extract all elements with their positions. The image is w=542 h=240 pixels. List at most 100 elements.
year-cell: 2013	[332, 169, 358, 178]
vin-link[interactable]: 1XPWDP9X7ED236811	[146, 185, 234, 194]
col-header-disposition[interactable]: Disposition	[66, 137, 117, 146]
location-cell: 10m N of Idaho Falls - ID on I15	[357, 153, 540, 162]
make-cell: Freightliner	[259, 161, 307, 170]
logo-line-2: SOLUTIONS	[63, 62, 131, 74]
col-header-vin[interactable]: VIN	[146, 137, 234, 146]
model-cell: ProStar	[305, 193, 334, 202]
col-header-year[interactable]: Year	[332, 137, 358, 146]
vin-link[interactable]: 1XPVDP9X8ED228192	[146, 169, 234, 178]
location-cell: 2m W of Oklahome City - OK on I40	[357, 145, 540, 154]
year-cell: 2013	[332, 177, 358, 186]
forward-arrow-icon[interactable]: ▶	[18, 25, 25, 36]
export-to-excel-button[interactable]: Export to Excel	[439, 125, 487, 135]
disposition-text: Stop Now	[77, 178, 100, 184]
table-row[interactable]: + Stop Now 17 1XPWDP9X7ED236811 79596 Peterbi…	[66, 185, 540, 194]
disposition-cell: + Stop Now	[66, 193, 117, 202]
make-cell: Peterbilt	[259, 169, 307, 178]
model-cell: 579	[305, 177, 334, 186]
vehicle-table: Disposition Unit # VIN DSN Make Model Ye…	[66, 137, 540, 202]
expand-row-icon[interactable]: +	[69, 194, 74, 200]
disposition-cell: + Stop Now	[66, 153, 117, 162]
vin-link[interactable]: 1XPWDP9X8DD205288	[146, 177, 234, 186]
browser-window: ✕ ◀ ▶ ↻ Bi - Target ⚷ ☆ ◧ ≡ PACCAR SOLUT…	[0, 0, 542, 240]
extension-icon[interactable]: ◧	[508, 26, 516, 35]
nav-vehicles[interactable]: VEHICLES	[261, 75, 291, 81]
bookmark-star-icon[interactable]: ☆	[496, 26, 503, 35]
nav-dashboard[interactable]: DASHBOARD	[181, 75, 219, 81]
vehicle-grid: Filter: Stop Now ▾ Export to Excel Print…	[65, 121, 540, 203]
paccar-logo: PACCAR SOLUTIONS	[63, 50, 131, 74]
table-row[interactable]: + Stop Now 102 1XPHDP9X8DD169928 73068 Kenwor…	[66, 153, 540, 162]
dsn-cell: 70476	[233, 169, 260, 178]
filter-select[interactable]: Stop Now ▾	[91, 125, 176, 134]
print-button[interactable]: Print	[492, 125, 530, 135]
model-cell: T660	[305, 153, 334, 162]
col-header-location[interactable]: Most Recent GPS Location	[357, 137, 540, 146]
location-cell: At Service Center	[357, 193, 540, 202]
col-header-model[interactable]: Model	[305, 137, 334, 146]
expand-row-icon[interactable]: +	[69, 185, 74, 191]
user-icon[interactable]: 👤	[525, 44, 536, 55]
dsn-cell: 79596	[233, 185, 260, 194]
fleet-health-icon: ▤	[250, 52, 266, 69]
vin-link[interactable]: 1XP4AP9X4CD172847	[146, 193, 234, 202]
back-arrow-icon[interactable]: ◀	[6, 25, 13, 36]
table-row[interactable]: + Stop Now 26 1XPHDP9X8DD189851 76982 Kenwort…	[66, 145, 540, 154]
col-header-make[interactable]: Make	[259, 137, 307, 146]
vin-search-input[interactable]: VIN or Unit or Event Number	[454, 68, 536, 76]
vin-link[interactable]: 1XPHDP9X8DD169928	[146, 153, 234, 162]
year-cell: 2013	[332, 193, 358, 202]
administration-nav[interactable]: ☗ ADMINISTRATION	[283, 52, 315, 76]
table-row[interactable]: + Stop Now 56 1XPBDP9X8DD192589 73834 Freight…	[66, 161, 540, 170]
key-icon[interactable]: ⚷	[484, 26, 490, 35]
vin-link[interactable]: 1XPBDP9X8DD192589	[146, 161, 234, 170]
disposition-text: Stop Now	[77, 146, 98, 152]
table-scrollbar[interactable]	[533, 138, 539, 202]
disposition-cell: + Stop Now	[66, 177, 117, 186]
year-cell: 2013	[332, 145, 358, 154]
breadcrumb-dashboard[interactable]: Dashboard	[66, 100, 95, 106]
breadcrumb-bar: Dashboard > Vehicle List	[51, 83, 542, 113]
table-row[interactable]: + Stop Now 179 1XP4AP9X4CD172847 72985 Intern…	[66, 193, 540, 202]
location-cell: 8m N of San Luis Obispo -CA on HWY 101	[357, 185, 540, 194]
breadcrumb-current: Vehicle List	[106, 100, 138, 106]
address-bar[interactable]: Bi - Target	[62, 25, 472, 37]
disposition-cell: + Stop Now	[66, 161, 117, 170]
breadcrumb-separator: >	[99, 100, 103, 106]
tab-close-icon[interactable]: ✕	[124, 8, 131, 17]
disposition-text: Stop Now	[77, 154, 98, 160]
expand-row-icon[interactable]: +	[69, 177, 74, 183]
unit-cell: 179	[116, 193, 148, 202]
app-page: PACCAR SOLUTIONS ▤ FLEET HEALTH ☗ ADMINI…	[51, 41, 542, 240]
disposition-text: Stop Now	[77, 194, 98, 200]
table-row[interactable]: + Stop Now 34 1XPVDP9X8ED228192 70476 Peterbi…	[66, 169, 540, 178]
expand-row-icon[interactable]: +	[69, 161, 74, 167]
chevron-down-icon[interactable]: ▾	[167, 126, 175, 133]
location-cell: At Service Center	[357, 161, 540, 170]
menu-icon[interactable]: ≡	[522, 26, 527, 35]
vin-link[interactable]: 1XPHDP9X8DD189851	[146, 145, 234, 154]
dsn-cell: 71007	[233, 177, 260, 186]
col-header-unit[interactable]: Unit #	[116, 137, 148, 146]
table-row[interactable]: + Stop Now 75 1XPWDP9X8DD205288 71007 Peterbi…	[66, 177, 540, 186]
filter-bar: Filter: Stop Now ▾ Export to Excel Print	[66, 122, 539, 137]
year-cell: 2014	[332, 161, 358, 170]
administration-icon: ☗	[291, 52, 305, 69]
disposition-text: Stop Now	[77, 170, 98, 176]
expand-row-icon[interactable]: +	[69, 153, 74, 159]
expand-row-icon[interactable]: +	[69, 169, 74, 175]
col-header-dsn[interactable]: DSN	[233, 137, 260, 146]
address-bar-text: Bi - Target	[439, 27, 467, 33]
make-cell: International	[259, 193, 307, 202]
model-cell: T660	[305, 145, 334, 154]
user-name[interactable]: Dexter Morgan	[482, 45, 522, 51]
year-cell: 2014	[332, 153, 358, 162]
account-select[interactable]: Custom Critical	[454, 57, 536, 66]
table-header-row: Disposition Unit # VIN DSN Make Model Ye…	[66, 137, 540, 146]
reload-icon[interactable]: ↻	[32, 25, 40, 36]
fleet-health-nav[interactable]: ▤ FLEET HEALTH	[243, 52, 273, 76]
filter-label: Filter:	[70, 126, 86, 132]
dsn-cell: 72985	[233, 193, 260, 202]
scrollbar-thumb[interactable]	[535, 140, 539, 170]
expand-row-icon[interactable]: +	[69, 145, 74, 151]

━━━━

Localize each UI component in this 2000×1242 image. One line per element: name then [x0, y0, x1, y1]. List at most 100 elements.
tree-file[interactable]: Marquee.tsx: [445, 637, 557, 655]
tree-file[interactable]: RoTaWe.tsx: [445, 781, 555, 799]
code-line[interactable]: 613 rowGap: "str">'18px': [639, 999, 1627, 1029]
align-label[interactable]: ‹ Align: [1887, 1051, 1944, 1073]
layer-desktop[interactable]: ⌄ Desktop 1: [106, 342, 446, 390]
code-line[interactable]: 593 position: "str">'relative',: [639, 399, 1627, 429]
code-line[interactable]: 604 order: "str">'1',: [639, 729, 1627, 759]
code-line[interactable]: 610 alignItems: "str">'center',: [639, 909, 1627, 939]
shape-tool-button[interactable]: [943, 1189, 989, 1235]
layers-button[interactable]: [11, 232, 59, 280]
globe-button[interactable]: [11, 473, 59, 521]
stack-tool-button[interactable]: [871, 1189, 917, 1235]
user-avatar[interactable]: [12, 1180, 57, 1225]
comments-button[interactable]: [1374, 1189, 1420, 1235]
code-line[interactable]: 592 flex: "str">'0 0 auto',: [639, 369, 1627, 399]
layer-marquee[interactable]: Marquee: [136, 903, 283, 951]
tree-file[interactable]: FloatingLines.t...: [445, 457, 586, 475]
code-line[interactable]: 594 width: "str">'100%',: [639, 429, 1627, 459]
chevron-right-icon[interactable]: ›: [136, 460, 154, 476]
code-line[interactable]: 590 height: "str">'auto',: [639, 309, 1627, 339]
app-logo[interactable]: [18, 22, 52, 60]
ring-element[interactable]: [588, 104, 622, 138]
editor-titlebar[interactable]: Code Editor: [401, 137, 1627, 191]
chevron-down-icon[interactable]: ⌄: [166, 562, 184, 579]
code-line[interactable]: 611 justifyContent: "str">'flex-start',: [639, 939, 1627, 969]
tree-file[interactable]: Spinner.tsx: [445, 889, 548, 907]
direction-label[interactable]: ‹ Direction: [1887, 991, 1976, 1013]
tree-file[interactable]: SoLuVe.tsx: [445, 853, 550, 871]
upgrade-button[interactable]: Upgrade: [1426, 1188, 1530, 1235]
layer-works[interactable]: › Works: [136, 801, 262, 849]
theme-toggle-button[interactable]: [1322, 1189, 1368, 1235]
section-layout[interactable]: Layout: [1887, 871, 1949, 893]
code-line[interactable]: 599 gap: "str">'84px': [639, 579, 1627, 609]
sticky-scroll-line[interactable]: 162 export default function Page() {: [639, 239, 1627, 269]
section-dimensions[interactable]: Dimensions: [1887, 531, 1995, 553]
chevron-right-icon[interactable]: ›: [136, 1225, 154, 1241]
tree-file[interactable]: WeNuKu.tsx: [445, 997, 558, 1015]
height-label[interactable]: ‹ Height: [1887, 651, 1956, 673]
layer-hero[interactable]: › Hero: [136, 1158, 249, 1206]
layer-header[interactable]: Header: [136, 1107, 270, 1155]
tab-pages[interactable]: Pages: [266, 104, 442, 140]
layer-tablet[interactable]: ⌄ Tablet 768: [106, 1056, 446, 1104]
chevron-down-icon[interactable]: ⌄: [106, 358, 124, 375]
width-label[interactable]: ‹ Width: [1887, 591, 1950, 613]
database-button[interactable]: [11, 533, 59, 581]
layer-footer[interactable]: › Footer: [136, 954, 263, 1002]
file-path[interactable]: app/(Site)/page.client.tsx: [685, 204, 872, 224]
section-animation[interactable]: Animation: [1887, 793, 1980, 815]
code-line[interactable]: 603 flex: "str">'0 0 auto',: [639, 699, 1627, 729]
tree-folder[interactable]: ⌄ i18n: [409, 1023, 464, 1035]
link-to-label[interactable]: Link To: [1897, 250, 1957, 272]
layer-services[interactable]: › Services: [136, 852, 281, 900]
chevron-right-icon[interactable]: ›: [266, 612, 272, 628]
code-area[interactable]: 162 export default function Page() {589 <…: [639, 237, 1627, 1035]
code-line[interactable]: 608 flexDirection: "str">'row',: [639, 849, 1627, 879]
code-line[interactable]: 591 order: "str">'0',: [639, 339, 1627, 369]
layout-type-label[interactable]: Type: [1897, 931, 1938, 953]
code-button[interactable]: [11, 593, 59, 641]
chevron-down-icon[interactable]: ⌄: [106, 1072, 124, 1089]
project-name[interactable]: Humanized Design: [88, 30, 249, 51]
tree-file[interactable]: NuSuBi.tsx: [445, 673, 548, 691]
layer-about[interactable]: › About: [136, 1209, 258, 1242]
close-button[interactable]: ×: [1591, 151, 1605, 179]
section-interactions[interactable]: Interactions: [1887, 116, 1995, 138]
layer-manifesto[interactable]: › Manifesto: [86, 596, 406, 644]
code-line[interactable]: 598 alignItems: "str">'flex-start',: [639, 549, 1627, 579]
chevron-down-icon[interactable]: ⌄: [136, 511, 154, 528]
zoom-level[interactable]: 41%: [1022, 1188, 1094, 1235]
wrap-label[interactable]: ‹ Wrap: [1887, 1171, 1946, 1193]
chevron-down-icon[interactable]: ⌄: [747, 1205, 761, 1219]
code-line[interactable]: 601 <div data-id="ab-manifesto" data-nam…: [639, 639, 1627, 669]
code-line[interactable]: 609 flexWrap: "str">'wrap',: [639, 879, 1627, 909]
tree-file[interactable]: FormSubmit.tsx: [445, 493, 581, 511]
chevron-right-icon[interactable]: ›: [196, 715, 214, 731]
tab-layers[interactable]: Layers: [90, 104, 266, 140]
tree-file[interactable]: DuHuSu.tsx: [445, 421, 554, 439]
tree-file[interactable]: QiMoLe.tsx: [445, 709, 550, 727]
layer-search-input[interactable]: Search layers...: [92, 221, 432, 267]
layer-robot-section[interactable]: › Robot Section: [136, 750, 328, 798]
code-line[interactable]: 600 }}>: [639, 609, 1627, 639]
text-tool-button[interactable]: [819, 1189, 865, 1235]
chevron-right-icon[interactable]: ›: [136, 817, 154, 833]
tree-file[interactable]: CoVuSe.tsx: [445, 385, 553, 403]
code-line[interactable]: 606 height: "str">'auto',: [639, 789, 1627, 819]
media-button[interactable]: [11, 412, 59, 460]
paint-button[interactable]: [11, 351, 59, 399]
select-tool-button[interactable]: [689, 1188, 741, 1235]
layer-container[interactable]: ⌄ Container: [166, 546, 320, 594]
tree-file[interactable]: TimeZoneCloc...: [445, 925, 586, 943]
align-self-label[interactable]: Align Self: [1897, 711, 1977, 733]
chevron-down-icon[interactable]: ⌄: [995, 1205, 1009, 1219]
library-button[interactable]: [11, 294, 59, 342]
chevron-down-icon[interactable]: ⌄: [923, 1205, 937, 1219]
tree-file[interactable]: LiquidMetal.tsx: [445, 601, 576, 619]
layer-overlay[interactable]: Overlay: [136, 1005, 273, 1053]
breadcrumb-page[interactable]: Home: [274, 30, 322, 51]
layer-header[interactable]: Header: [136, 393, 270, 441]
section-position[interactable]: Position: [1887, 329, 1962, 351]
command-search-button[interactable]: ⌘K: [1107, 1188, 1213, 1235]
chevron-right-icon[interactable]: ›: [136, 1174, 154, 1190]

━━━━

### Short problem
Recast the data from the line containing "extract all elements" up to and including the line containing "178, 100, 184]" as a Markdown table with the columns Row and Line. Number each row and leave out any blank lines.

### Response below
| Row | Line |
|---|---|
| 1 | extract all elements with their positions. The image is w=542 h=240 pixels. List at most 100 elements. |
| 2 | year-cell: 2013	[332, 169, 358, 178] |
| 3 | vin-link[interactable]: 1XPWDP9X7ED236811	[146, 185, 234, 194] |
| 4 | col-header-disposition[interactable]: Disposition	[66, 137, 117, 146] |
| 5 | location-cell: 10m N of Idaho Falls - ID on I15	[357, 153, 540, 162] |
| 6 | make-cell: Freightliner	[259, 161, 307, 170] |
| 7 | logo-line-2: SOLUTIONS	[63, 62, 131, 74] |
| 8 | col-header-vin[interactable]: VIN	[146, 137, 234, 146] |
| 9 | model-cell: ProStar	[305, 193, 334, 202] |
| 10 | col-header-year[interactable]: Year	[332, 137, 358, 146] |
| 11 | vin-link[interactable]: 1XPVDP9X8ED228192	[146, 169, 234, 178] |
| 12 | location-cell: 2m W of Oklahome City - OK on I40	[357, 145, 540, 154] |
| 13 | year-cell: 2013	[332, 177, 358, 186] |
| 14 | forward-arrow-icon[interactable]: ▶	[18, 25, 25, 36] |
| 15 | export-to-excel-button[interactable]: Export to Excel	[439, 125, 487, 135] |
| 16 | disposition-text: Stop Now	[77, 178, 100, 184] |